--- BEGIN QUOTED PASSAGE ---

U.S. District Judge Chad Kenney of the Eastern District of Pennsylvania ruled for Philadelphia lawyer Zachary Greenberg, who had argued that the ethics rule would chill his speech as a lawyer for a foundation defending the free speech rights of students.
Law360, Bloomberg Law and the Volokh Conspiracy (here and here) have coverage of Kenney’s Dec. 7 opinion, which was filed Dec. 8; a press release is here.
Greenberg had said he mentions slurs, epithets and demeaning nicknames in presentations about the constitutional rights of people who do and say offensive things. He speaks at events in connection with his work for the Foundation for Individual Rights in Education and his membership with the First Amendment Lawyers Association.
Kenney said Greenberg had standing to sue, and the ethics rule was likely unconstitutional because it discriminated based on viewpoint. Kenney, an appointee of President Donald Trump, issued a preliminary injunction blocking the rule.
“There is no doubt that the government is acting with beneficent intentions,” Kenney wrote. “However, in doing so, the government has created a rule that promotes a government-favored, viewpoint monologue and creates a pathway for its handpicked arbiters to determine, without any concrete standards, who and what offends.”

--- END QUOTED PASSAGE ---
--- BEGIN RECORDED DATA ---

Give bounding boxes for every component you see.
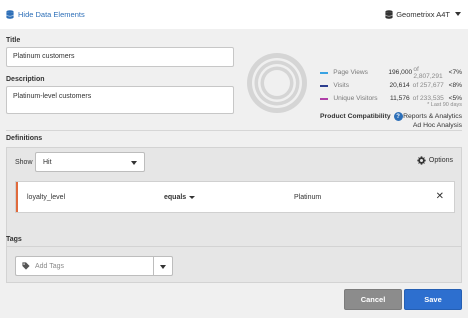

--- END RECORDED DATA ---

→ **WORK INSTRUCTIONS**
A – Name every person mentioned in the passage about the ruling on the lawyer ethics rule.
B – Carry on the report of the judge's ruling on the ethics rule, beginning right after the quote from Kenney's opinion.
None of the lines is needed here; only the text about the court ruling matters.

→ **ANSWERS TO EACH TASK**
A – Chad Kenney, Zachary Greenberg, Donald Trump

B –
“Speech is not unprotected merely because it is uttered by ‘professionals,’ ” Kenney wrote, quoting from the U.S. Supreme Court decision National Institute of Family and Life Advocates v. Becerra. The 2018 decision said a California law requiring anti-abortion centers to post information about the availability of state-subsidized abortions was likely unconstitutional.
At issue in the Pennsylvania case is Rule 8.4(g) of the Pennsylvania Rules of Professional Conduct, a variation of an ABA model ethics rule adopted in 2016. Seven states have adopted a version of the ABA rule, according to Bloomberg Law.
The Pennsylvania version of the rule says it is professional misconduct for a lawyer to “in the practice of law, by words or conduct, knowingly manifest bias or prejudice, or engage in harassment or discrimination, as those terms are defined in applicable federal, state or local statutes or ordinances, including but not limited to bias, prejudice, harassment or discrimination based upon race, sex, gender identity or expression, religion, national origin, ethnicity, disability, age, sexual orientation, marital status or socioeconomic status.”
A comment to the Pennsylvania rule says “conduct in the practice of law includes participation in activities that are required for a lawyer to practice law, including but not limited to continuing legal education seminars, bench bar conferences and bar association activities where legal education credits are offered.”
Kenney said the ban on words manifesting bias or prejudice “will hang over Pennsylvania attorneys like the sword of Damocles. This language will continuously threaten the speaker to self-censor and constantly mind what the speaker says and how the speaker says it.”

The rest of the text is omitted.